[Data excerpts]
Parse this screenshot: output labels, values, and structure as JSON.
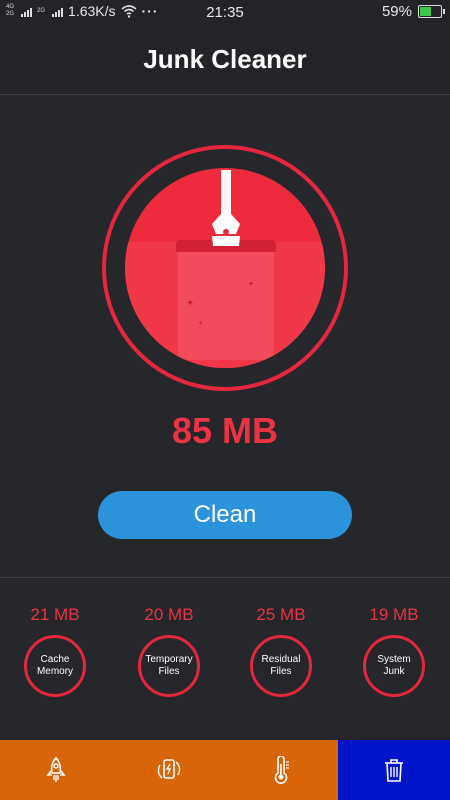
{
  "status_bar": {
    "network_top": "4G",
    "network_bottom": "2G",
    "network_second": "2G",
    "speed": "1.63K/s",
    "more": "···",
    "time": "21:35",
    "battery": "59%",
    "battery_level": 0.59
  },
  "header": {
    "title": "Junk Cleaner"
  },
  "gauge": {
    "junk_size": "85 MB"
  },
  "clean_button": {
    "label": "Clean"
  },
  "categories": [
    {
      "amount": "21 MB",
      "label1": "Cache",
      "label2": "Memory"
    },
    {
      "amount": "20 MB",
      "label1": "Temporary",
      "label2": "Files"
    },
    {
      "amount": "25 MB",
      "label1": "Residual",
      "label2": "Files"
    },
    {
      "amount": "19 MB",
      "label1": "System",
      "label2": "Junk"
    }
  ],
  "bottom_nav": [
    {
      "icon": "rocket-icon",
      "active": false
    },
    {
      "icon": "phone-cooling-icon",
      "active": false
    },
    {
      "icon": "thermometer-icon",
      "active": false
    },
    {
      "icon": "trash-icon",
      "active": true
    }
  ],
  "colors": {
    "accent_red": "#e4273c",
    "button_blue": "#2b93d9",
    "nav_orange": "#d9650a",
    "nav_active": "#0015c8"
  }
}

● What is being asked:
Retype every entry verbatim and exclude the pictures from the copy.

● Task result:
Parse this screenshot: output labels, values, and structure as JSON.
{
  "status_bar": {
    "network_top": "4G",
    "network_bottom": "2G",
    "network_second": "2G",
    "speed": "1.63K/s",
    "more": "···",
    "time": "21:35",
    "battery": "59%",
    "battery_level": 0.59
  },
  "header": {
    "title": "Junk Cleaner"
  },
  "gauge": {
    "junk_size": "85 MB"
  },
  "clean_button": {
    "label": "Clean"
  },
  "categories": [
    {
      "amount": "21 MB",
      "label1": "Cache",
      "label2": "Memory"
    },
    {
      "amount": "20 MB",
      "label1": "Temporary",
      "label2": "Files"
    },
    {
      "amount": "25 MB",
      "label1": "Residual",
      "label2": "Files"
    },
    {
      "amount": "19 MB",
      "label1": "System",
      "label2": "Junk"
    }
  ],
  "bottom_nav": [
    {
      "icon": "rocket-icon",
      "active": false
    },
    {
      "icon": "phone-cooling-icon",
      "active": false
    },
    {
      "icon": "thermometer-icon",
      "active": false
    },
    {
      "icon": "trash-icon",
      "active": true
    }
  ],
  "colors": {
    "accent_red": "#e4273c",
    "button_blue": "#2b93d9",
    "nav_orange": "#d9650a",
    "nav_active": "#0015c8"
  }
}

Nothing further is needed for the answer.